ENTRIES SHOWN:
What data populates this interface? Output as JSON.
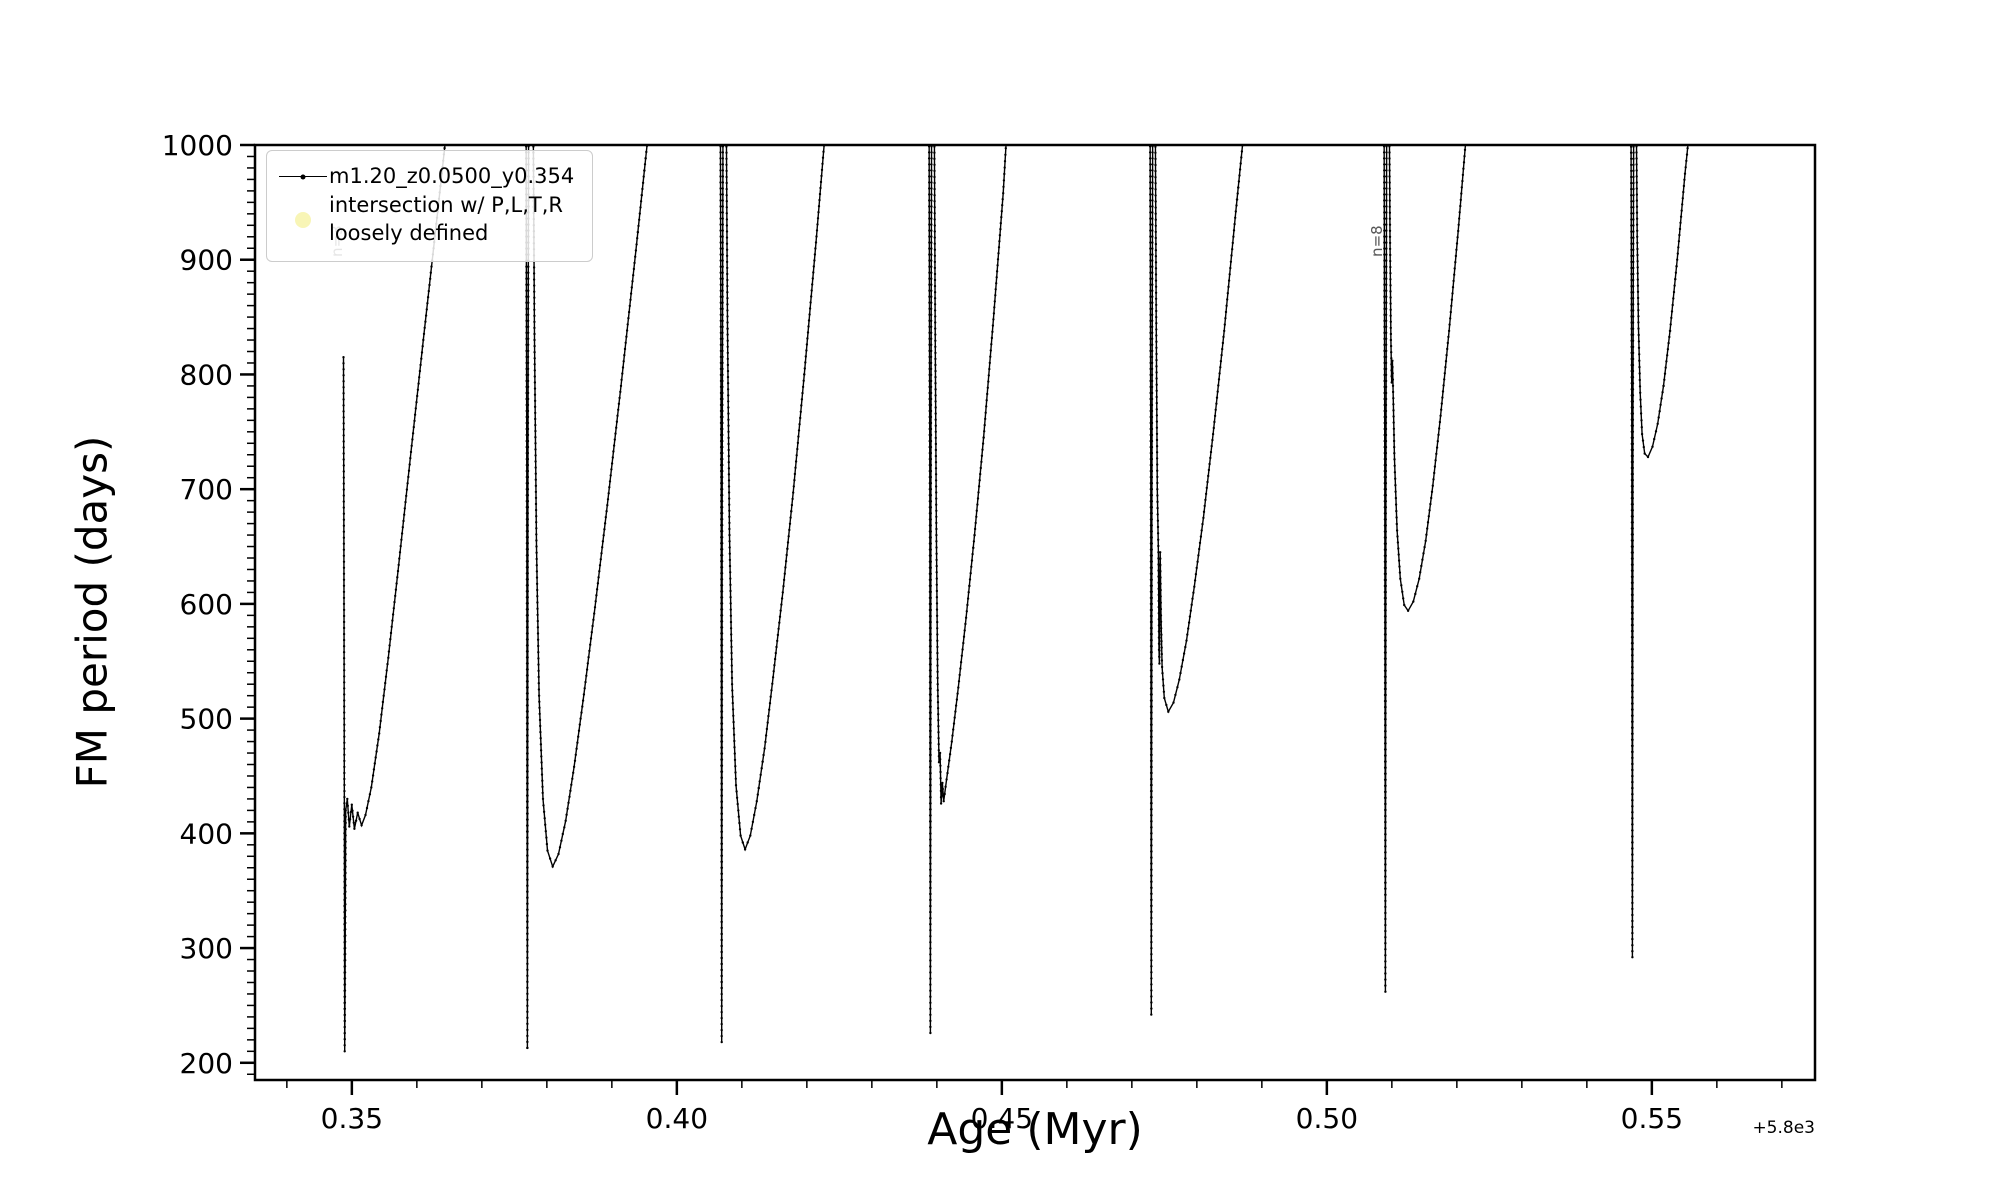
{
  "figure": {
    "background": "#ffffff",
    "line_color": "#000000",
    "annotation_color": "#555555"
  },
  "chart_data": {
    "type": "line",
    "title": "",
    "xlabel": "Age (Myr)",
    "ylabel": "FM period (days)",
    "x_offset_label": "+5.8e3",
    "xlim": [
      0.3351,
      0.5751
    ],
    "ylim": [
      185,
      1000
    ],
    "grid": false,
    "x_minor_step": 0.01,
    "y_minor_step": 10,
    "xticks": [
      {
        "v": 0.35,
        "label": "0.35"
      },
      {
        "v": 0.4,
        "label": "0.40"
      },
      {
        "v": 0.45,
        "label": "0.45"
      },
      {
        "v": 0.5,
        "label": "0.50"
      },
      {
        "v": 0.55,
        "label": "0.55"
      }
    ],
    "yticks": [
      {
        "v": 200,
        "label": "200"
      },
      {
        "v": 300,
        "label": "300"
      },
      {
        "v": 400,
        "label": "400"
      },
      {
        "v": 500,
        "label": "500"
      },
      {
        "v": 600,
        "label": "600"
      },
      {
        "v": 700,
        "label": "700"
      },
      {
        "v": 800,
        "label": "800"
      },
      {
        "v": 900,
        "label": "900"
      },
      {
        "v": 1000,
        "label": "1000"
      }
    ],
    "legend": {
      "position": "upper-left",
      "entries": [
        {
          "type": "line-marker",
          "color": "#000000",
          "label": "m1.20_z0.0500_y0.354"
        },
        {
          "type": "circle",
          "color": "#efe95e",
          "label": "intersection w/ P,L,T,R",
          "label2": "loosely defined"
        }
      ]
    },
    "annotations": [
      {
        "label": "n=3",
        "x": 0.34845,
        "y": 930,
        "rotation": 90
      },
      {
        "label": "n=8",
        "x": 0.50845,
        "y": 930,
        "rotation": 90
      }
    ],
    "series": [
      {
        "name": "m1.20_z0.0500_y0.354",
        "color": "#000000",
        "marker": "point",
        "structures": [
          [
            [
              0.34872,
              815
            ],
            [
              0.3488,
              600
            ],
            [
              0.34886,
              400
            ],
            [
              0.3489,
              210
            ],
            [
              0.34898,
              300
            ],
            [
              0.34906,
              420
            ],
            [
              0.3493,
              430
            ],
            [
              0.3496,
              406
            ],
            [
              0.35,
              425
            ],
            [
              0.3504,
              404
            ],
            [
              0.3509,
              418
            ],
            [
              0.3515,
              407
            ],
            [
              0.3521,
              416
            ],
            [
              0.353,
              440
            ],
            [
              0.3542,
              487
            ],
            [
              0.3556,
              553
            ],
            [
              0.3572,
              634
            ],
            [
              0.359,
              727
            ],
            [
              0.361,
              830
            ],
            [
              0.3632,
              942
            ],
            [
              0.3648,
              1025
            ]
          ],
          [
            [
              0.3768,
              1025
            ],
            [
              0.37692,
              700
            ],
            [
              0.377,
              213
            ],
            [
              0.37708,
              700
            ],
            [
              0.3772,
              1025
            ],
            [
              0.3779,
              1025
            ],
            [
              0.3781,
              830
            ],
            [
              0.3784,
              650
            ],
            [
              0.3788,
              520
            ],
            [
              0.3794,
              430
            ],
            [
              0.3801,
              385
            ],
            [
              0.3809,
              371
            ],
            [
              0.3818,
              382
            ],
            [
              0.3829,
              411
            ],
            [
              0.3842,
              458
            ],
            [
              0.3857,
              521
            ],
            [
              0.3874,
              597
            ],
            [
              0.3893,
              686
            ],
            [
              0.3914,
              790
            ],
            [
              0.3937,
              908
            ],
            [
              0.3956,
              1010
            ],
            [
              0.3959,
              1025
            ]
          ],
          [
            [
              0.4067,
              1025
            ],
            [
              0.40682,
              700
            ],
            [
              0.4069,
              218
            ],
            [
              0.40698,
              700
            ],
            [
              0.4071,
              1025
            ],
            [
              0.4076,
              1025
            ],
            [
              0.4078,
              840
            ],
            [
              0.4081,
              660
            ],
            [
              0.4085,
              530
            ],
            [
              0.4091,
              442
            ],
            [
              0.4098,
              398
            ],
            [
              0.4105,
              386
            ],
            [
              0.4113,
              398
            ],
            [
              0.4123,
              428
            ],
            [
              0.4135,
              474
            ],
            [
              0.4148,
              536
            ],
            [
              0.4163,
              610
            ],
            [
              0.4179,
              697
            ],
            [
              0.4196,
              800
            ],
            [
              0.4214,
              915
            ],
            [
              0.4228,
              1010
            ],
            [
              0.4231,
              1025
            ]
          ],
          [
            [
              0.4388,
              1025
            ],
            [
              0.43892,
              700
            ],
            [
              0.439,
              226
            ],
            [
              0.43908,
              700
            ],
            [
              0.4392,
              1025
            ],
            [
              0.4396,
              1025
            ],
            [
              0.43975,
              840
            ],
            [
              0.43993,
              660
            ],
            [
              0.44013,
              530
            ],
            [
              0.44033,
              462
            ],
            [
              0.4405,
              470
            ],
            [
              0.44066,
              426
            ],
            [
              0.44085,
              444
            ],
            [
              0.44105,
              428
            ],
            [
              0.4415,
              447
            ],
            [
              0.4423,
              480
            ],
            [
              0.4433,
              527
            ],
            [
              0.4445,
              588
            ],
            [
              0.4458,
              660
            ],
            [
              0.4472,
              745
            ],
            [
              0.4487,
              848
            ],
            [
              0.4502,
              958
            ],
            [
              0.4509,
              1025
            ]
          ],
          [
            [
              0.4728,
              1025
            ],
            [
              0.47292,
              700
            ],
            [
              0.473,
              242
            ],
            [
              0.47308,
              700
            ],
            [
              0.4732,
              1025
            ],
            [
              0.4736,
              1025
            ],
            [
              0.47375,
              850
            ],
            [
              0.47392,
              700
            ],
            [
              0.47408,
              645
            ],
            [
              0.47418,
              560
            ],
            [
              0.47424,
              548
            ],
            [
              0.4743,
              610
            ],
            [
              0.47436,
              645
            ],
            [
              0.47448,
              590
            ],
            [
              0.47465,
              545
            ],
            [
              0.475,
              518
            ],
            [
              0.4756,
              506
            ],
            [
              0.4764,
              514
            ],
            [
              0.4773,
              534
            ],
            [
              0.4784,
              568
            ],
            [
              0.4796,
              615
            ],
            [
              0.481,
              675
            ],
            [
              0.4825,
              748
            ],
            [
              0.4842,
              838
            ],
            [
              0.486,
              942
            ],
            [
              0.4872,
              1010
            ],
            [
              0.4874,
              1025
            ]
          ],
          [
            [
              0.5088,
              1025
            ],
            [
              0.50892,
              700
            ],
            [
              0.509,
              262
            ],
            [
              0.50908,
              700
            ],
            [
              0.5092,
              1025
            ],
            [
              0.5096,
              1025
            ],
            [
              0.50972,
              920
            ],
            [
              0.50986,
              830
            ],
            [
              0.50998,
              793
            ],
            [
              0.51008,
              812
            ],
            [
              0.51018,
              790
            ],
            [
              0.5104,
              726
            ],
            [
              0.5108,
              664
            ],
            [
              0.5113,
              622
            ],
            [
              0.5119,
              599
            ],
            [
              0.5125,
              594
            ],
            [
              0.5133,
              602
            ],
            [
              0.5142,
              622
            ],
            [
              0.5152,
              655
            ],
            [
              0.5163,
              703
            ],
            [
              0.5175,
              764
            ],
            [
              0.5188,
              838
            ],
            [
              0.5202,
              925
            ],
            [
              0.5215,
              1012
            ],
            [
              0.5217,
              1025
            ]
          ],
          [
            [
              0.5468,
              1025
            ],
            [
              0.54692,
              750
            ],
            [
              0.547,
              292
            ],
            [
              0.54708,
              750
            ],
            [
              0.5472,
              1025
            ],
            [
              0.5476,
              1025
            ],
            [
              0.54775,
              920
            ],
            [
              0.54795,
              840
            ],
            [
              0.5482,
              784
            ],
            [
              0.5485,
              748
            ],
            [
              0.5489,
              731
            ],
            [
              0.5494,
              728
            ],
            [
              0.5501,
              737
            ],
            [
              0.5509,
              757
            ],
            [
              0.5518,
              790
            ],
            [
              0.5528,
              838
            ],
            [
              0.5539,
              900
            ],
            [
              0.5551,
              975
            ],
            [
              0.556,
              1025
            ]
          ]
        ]
      }
    ]
  }
}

SET EXERCISE: Find the lines above that contain the word "type" and collect them.

SOLUTION TO THE PROBLEM:
    "type": "line",
          "type": "line-marker",
          "type": "circle",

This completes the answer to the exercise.